↓↓↓
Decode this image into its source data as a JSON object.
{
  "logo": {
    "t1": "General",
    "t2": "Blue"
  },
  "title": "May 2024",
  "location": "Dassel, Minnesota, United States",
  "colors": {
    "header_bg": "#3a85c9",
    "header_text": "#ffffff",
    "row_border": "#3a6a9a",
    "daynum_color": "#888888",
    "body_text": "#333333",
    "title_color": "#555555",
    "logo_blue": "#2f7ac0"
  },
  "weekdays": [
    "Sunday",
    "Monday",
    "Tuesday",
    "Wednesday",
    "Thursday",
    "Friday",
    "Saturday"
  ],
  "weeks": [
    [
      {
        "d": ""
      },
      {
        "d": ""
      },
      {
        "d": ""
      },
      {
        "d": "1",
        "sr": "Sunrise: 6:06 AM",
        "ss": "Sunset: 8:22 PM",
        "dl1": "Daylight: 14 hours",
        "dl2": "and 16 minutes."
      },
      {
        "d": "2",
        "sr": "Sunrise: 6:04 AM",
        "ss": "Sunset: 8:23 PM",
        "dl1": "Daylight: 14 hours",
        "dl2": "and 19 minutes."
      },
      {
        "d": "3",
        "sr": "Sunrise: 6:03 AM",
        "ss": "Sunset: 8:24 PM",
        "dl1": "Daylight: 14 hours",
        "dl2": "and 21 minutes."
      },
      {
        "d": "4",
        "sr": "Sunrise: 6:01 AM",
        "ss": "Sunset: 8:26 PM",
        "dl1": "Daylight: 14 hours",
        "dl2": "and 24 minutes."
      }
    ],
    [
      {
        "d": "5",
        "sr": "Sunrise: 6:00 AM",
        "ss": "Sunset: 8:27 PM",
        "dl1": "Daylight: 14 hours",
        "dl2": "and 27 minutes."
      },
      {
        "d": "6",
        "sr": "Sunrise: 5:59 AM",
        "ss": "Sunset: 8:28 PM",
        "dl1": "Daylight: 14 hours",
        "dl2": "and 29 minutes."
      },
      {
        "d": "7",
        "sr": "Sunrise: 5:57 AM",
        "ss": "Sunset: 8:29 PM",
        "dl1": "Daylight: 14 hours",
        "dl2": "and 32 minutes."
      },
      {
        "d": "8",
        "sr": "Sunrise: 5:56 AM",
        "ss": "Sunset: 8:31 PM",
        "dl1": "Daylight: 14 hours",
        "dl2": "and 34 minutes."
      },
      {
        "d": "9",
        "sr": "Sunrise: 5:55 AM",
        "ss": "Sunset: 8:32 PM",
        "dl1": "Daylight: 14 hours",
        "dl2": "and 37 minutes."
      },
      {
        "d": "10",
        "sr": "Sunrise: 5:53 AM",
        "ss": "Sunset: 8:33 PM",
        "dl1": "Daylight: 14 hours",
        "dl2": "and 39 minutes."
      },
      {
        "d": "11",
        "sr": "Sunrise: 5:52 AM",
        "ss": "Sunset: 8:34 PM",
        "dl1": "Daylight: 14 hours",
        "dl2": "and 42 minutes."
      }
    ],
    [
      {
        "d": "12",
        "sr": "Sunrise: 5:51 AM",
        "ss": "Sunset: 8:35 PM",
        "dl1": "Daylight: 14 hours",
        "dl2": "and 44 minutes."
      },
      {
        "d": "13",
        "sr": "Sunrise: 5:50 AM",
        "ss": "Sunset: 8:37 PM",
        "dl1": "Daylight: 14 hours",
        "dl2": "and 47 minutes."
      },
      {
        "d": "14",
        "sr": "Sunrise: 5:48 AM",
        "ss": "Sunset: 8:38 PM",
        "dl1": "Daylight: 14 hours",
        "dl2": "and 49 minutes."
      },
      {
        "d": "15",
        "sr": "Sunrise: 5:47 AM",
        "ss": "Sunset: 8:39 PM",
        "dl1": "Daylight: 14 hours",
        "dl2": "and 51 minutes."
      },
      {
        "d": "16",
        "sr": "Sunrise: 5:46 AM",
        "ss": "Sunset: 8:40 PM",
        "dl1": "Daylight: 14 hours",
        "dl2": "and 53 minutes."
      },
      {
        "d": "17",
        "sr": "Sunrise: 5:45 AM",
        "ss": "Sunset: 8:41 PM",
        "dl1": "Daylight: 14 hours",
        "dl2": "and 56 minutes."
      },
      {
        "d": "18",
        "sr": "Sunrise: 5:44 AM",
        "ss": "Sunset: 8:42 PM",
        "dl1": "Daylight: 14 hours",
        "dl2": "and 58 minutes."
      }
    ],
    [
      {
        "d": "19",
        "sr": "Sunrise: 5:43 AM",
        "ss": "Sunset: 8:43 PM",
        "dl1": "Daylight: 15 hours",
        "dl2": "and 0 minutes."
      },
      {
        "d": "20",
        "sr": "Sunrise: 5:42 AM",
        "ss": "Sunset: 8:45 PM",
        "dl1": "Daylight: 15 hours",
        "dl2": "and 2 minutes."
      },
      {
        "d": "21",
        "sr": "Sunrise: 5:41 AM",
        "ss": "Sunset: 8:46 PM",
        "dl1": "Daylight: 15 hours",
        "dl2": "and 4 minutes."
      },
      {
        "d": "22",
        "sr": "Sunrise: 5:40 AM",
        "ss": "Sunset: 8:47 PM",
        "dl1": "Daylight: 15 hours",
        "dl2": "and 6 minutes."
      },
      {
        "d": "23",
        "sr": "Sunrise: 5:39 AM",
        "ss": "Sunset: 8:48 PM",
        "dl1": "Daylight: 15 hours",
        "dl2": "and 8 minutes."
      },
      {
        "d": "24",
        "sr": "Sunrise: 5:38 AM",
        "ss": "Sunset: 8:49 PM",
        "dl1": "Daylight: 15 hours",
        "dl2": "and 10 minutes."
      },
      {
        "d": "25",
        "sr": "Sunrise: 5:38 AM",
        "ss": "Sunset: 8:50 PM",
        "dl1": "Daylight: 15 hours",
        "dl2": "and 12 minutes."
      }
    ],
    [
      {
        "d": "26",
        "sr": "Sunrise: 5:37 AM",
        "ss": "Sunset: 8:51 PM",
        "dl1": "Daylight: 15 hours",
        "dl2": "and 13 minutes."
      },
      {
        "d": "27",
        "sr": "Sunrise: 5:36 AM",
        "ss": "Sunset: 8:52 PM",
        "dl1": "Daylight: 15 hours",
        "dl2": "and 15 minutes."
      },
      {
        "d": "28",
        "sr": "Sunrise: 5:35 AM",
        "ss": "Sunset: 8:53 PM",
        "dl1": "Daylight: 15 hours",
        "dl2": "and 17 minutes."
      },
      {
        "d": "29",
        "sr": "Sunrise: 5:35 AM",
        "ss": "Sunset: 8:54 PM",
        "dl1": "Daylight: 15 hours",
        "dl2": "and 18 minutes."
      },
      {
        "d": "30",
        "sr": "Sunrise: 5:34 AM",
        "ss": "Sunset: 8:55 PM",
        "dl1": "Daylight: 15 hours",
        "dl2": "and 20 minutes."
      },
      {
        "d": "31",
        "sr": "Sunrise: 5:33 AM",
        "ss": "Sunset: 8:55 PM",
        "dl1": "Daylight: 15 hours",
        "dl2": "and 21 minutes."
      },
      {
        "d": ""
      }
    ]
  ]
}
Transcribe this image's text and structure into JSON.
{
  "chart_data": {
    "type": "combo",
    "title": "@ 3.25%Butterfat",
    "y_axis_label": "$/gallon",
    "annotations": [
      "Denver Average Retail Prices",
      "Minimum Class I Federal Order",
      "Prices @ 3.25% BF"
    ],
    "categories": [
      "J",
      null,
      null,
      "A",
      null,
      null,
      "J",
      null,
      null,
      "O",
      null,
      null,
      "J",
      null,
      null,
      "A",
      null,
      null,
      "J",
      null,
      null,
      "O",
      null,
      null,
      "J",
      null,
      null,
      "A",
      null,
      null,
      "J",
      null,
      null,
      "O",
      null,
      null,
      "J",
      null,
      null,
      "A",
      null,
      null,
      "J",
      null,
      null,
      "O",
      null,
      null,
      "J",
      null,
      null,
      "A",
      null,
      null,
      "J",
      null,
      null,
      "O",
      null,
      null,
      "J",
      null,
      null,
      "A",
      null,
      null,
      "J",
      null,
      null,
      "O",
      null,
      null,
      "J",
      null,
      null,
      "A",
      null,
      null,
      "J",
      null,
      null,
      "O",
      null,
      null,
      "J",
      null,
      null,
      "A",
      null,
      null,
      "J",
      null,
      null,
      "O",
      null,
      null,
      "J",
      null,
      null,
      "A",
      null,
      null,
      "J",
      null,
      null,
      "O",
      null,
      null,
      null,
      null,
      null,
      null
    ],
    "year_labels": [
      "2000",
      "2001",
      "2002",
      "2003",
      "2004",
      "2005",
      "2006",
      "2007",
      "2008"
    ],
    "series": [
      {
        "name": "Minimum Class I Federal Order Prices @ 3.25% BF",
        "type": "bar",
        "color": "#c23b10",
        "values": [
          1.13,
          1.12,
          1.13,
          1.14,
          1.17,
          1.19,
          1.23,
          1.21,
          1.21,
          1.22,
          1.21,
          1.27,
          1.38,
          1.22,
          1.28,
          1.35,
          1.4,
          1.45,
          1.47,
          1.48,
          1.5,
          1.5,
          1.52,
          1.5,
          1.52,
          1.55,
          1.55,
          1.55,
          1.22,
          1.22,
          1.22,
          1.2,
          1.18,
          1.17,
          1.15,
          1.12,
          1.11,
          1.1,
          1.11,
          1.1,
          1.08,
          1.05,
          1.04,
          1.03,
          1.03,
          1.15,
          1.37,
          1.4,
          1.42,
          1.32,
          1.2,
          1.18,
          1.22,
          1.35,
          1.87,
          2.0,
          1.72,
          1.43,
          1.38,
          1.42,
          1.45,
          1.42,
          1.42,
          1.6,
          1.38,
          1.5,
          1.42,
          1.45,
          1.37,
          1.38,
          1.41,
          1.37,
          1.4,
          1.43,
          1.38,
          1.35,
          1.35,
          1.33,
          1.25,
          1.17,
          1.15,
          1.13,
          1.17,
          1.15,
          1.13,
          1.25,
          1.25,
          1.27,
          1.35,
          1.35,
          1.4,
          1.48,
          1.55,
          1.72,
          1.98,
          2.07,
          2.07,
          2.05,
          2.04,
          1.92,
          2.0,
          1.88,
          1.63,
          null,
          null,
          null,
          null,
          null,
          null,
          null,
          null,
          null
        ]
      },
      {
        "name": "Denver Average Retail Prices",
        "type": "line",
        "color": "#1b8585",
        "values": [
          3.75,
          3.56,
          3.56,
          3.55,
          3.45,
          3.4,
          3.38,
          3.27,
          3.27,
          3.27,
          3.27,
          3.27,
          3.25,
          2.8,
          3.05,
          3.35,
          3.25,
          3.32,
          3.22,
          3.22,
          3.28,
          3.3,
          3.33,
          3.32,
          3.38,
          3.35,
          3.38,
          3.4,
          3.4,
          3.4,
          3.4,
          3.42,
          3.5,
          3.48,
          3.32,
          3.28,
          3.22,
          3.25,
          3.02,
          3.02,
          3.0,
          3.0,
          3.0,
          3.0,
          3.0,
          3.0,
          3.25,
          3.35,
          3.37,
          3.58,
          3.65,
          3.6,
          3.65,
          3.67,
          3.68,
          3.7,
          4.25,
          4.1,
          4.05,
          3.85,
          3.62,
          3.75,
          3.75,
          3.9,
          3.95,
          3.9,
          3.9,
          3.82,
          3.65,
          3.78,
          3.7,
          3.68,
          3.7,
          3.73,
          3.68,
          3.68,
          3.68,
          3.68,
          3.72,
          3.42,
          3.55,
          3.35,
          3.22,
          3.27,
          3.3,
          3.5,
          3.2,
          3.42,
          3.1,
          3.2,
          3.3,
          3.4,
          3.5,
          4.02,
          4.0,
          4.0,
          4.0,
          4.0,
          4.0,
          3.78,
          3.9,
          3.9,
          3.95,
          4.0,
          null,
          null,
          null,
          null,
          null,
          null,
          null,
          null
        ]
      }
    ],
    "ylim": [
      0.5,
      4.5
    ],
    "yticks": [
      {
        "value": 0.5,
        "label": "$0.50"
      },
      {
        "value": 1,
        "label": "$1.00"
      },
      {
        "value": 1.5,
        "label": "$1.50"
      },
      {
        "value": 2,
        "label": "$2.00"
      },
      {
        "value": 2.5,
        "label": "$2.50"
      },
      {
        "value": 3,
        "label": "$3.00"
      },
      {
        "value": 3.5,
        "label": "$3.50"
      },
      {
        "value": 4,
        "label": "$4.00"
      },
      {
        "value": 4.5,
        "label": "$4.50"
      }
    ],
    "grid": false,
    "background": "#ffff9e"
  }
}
↑↑↑
▶ **REQUEST**
Select and copy every line of the material that holds the string "Minimum".

▶ **WRITTEN ANSWER**
      "Minimum Class I Federal Order",
        "name": "Minimum Class I Federal Order Prices @ 3.25% BF",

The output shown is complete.